*Textauszug*
Der deutsche Fernsehmarkt hat ein Wachstumspotenzial von jährlich 4,8 Prozent, prognostiziert die am 24. Februar veröffentlichte Analyse „TV-Markt im Umbruch“ der Strategieberatung Booz & Company im Auftrag von Liberty Global. Allerdings habe das TV-Kerngeschäft in den vergangenen fünf Jahren weitgehend stagniert. Die fortschreitende Digitalisierung sowie die Konvergenz des TV- und Video-Marktes biete den Infrastruktur- und Content-Anbietern nun die Chance, mit neuen Inhalten und Diensten wieder substanzielles Wachstum zu generieren. Bis 2015 sei somit ein Anstieg des TV- und Video-Umsatzvolumens von heute 15 Milliarden Euro auf dann 20,1 Milliarden Euro möglich. Dazu müssten allerdings sowohl die Infrastruktur- als auch die Content-Anbieter ihre bisherigen Geschäftsmodelle an die Verschiebung von einem Analog-TV-geprägten Umfeld hin zu einem konvergenten „Digital Home-Ecosystem“ anpassen.

*Datensätze*
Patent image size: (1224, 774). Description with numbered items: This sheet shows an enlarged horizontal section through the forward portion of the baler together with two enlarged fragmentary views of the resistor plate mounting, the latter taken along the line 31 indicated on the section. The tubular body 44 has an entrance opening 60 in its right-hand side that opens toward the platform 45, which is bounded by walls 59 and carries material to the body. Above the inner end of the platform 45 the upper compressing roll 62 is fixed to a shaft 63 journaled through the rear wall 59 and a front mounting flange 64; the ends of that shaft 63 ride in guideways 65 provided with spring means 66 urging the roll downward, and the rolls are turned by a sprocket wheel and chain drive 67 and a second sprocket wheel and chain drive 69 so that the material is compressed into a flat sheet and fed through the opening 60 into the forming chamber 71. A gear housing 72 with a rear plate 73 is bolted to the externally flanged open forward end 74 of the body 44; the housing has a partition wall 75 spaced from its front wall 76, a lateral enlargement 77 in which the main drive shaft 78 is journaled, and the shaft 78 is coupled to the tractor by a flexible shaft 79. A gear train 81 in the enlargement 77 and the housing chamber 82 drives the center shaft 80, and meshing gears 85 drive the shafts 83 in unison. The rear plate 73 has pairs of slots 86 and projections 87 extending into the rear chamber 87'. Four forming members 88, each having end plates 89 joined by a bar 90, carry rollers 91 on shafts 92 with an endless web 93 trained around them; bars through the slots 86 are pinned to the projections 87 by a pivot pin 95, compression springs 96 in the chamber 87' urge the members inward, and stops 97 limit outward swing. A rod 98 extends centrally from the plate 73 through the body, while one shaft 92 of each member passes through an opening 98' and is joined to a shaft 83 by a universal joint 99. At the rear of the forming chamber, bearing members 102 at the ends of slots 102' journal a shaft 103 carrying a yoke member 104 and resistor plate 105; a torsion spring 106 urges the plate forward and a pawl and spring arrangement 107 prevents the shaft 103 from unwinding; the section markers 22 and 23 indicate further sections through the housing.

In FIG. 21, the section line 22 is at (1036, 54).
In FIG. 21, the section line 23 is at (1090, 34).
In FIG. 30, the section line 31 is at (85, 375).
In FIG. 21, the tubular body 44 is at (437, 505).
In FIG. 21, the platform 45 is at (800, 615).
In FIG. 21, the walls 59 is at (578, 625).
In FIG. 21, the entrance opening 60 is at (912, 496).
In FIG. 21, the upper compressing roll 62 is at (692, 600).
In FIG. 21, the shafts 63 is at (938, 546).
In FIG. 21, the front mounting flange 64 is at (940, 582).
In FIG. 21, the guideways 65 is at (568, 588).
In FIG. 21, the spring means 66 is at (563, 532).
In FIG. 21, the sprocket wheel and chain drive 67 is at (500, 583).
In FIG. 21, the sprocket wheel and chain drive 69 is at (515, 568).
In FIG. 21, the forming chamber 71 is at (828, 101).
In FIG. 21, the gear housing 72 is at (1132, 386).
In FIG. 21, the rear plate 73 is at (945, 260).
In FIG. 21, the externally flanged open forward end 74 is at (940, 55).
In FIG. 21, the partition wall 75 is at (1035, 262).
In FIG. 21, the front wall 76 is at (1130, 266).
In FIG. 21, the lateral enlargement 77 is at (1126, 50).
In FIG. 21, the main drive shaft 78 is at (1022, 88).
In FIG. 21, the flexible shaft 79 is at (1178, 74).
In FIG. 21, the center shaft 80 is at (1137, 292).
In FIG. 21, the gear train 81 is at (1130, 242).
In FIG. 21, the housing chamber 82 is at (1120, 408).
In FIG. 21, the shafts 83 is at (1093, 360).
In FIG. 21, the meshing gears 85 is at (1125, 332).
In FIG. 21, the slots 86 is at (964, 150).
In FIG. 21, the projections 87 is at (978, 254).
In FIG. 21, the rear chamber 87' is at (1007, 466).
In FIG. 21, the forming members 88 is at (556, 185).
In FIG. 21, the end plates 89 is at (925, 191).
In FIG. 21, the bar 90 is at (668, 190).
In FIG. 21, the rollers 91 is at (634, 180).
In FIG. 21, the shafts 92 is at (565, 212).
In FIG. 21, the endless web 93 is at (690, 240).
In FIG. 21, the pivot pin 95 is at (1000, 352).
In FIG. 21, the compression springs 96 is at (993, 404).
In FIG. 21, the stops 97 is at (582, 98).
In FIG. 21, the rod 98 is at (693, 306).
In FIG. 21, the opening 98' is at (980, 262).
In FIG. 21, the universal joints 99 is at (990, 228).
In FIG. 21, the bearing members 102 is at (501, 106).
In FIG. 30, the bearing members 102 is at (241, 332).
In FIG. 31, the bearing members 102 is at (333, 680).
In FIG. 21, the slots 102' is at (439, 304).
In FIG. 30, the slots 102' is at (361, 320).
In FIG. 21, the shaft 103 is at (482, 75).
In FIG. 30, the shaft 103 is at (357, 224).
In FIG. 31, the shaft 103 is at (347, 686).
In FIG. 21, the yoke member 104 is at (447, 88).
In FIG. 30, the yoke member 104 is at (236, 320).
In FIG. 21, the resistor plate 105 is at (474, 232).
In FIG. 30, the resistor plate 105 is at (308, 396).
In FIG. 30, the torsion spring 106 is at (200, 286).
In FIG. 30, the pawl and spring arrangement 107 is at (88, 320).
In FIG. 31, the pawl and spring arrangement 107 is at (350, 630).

*Ihre Aufgabe*
Übertragen Sie den Satz „Allerdings habe das TV-Kerngeschäft in den vergangenen fünf Jahren weitgehend stagniert.“ aus dem Textauszug zum deutschen Fernsehmarkt ins Englische. Grundlage ist allein der Textauszug.

*Ergebnis*
However, the core TV business has largely stagnated over the past five years.